▶ Exercise task
Below are records; count the lines in them that hold "from" and give only the count.

▶ Data section
■ ■ ■

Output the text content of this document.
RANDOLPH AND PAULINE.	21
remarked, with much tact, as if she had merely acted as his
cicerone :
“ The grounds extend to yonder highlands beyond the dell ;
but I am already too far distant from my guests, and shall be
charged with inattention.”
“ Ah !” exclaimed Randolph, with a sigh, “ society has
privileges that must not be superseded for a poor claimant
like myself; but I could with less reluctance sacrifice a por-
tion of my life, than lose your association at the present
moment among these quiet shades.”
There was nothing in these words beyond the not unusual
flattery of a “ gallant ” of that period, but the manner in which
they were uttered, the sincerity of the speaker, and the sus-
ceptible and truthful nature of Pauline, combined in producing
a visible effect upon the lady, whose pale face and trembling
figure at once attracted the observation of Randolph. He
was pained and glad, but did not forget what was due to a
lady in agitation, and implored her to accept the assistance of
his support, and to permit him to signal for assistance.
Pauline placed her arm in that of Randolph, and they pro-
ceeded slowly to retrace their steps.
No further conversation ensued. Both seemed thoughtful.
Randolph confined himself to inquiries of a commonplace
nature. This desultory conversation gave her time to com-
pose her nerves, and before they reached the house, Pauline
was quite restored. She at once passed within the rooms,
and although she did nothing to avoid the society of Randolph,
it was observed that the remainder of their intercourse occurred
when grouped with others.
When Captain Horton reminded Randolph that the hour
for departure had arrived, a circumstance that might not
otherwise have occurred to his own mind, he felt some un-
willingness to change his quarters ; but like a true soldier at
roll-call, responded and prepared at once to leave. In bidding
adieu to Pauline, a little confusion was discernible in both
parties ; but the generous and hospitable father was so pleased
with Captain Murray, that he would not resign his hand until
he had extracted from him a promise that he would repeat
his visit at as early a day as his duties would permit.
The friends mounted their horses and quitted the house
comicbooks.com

■ ■ ■

▶ Correct answer
2